THE EXERCISE: The listing below is the input. Say how many of its lines contain "JSON", giving the number alone.

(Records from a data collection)

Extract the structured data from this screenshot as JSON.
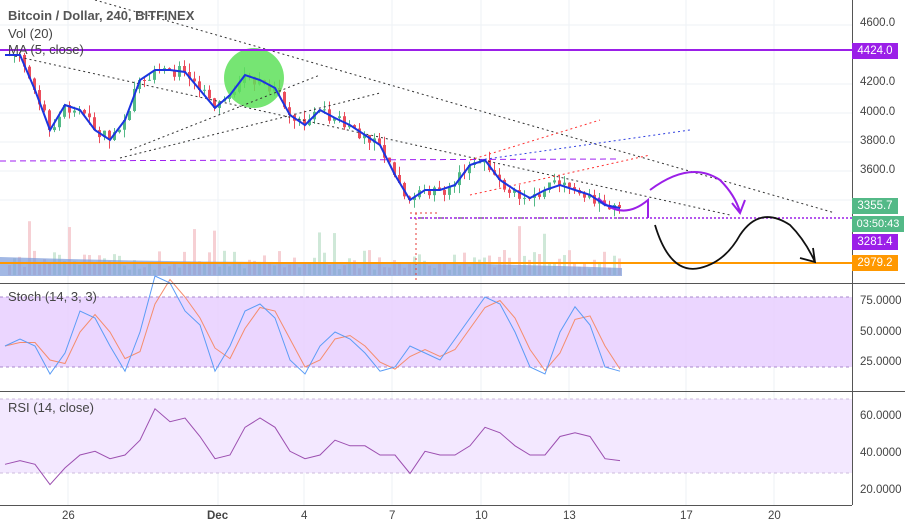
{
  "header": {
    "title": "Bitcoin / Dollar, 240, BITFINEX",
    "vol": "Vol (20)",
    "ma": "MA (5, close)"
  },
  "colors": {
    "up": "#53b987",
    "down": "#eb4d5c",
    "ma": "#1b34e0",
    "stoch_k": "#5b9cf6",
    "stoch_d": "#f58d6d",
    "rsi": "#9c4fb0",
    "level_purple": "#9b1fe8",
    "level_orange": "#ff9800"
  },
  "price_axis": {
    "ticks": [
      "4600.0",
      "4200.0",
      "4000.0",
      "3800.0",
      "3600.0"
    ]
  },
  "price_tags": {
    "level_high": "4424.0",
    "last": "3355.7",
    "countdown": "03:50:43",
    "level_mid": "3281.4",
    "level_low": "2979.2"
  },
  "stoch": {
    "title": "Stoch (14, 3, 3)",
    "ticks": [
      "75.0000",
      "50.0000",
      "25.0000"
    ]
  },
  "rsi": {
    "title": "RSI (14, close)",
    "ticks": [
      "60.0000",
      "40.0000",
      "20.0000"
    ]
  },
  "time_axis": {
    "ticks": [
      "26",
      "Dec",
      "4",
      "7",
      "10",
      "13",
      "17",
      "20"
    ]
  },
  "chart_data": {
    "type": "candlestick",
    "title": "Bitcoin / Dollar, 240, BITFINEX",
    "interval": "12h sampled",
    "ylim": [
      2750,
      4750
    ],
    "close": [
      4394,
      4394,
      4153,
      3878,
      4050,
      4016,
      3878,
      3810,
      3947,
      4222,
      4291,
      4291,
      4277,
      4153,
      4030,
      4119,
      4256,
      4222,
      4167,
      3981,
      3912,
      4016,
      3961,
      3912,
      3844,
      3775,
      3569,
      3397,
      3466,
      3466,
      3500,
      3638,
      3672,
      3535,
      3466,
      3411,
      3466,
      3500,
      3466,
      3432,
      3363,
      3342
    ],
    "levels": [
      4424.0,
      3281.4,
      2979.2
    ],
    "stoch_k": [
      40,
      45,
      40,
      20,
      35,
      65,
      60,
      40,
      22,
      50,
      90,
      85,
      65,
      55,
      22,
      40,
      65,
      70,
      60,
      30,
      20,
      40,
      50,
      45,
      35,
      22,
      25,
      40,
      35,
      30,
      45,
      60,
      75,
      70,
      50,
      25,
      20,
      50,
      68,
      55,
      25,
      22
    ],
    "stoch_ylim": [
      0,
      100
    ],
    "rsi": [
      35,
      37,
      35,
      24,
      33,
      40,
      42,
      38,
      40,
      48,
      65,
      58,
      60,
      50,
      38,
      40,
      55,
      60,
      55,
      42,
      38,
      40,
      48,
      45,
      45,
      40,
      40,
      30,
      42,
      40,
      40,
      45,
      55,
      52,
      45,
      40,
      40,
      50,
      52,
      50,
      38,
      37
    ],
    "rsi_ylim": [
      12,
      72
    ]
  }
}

---

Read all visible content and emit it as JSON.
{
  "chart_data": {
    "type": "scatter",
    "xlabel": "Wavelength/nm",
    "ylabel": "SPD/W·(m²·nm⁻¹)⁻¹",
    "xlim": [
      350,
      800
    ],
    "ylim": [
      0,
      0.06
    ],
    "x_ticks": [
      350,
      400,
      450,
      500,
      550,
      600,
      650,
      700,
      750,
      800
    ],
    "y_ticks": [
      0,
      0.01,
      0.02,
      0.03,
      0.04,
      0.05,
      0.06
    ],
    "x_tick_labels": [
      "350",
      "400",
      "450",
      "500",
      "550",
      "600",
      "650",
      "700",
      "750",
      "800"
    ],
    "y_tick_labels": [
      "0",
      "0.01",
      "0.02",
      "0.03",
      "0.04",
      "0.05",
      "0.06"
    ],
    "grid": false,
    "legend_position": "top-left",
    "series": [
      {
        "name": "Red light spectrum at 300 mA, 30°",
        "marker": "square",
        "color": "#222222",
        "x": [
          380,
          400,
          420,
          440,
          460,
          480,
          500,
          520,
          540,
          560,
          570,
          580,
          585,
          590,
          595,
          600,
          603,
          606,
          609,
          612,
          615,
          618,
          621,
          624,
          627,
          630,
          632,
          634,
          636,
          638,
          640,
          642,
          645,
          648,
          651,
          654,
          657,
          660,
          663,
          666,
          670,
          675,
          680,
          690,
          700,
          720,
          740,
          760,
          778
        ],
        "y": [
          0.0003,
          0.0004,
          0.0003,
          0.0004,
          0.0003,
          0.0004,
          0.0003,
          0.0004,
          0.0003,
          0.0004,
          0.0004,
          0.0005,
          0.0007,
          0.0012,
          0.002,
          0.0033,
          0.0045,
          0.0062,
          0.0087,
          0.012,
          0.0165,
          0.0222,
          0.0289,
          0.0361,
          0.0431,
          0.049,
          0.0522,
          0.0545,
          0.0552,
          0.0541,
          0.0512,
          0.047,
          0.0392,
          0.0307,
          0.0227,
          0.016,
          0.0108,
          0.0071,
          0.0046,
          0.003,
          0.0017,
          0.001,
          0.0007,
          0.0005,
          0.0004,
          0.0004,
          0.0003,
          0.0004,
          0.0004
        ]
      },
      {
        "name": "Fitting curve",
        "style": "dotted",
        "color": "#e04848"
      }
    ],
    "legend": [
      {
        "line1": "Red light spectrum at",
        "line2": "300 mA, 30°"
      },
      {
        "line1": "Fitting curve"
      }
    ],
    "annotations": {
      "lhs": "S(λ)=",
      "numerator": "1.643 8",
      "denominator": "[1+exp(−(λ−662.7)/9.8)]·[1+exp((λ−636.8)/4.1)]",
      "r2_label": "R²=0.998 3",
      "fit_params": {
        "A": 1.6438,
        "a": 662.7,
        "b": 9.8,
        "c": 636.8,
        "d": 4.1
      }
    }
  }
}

WRITTEN RESPONSE: 2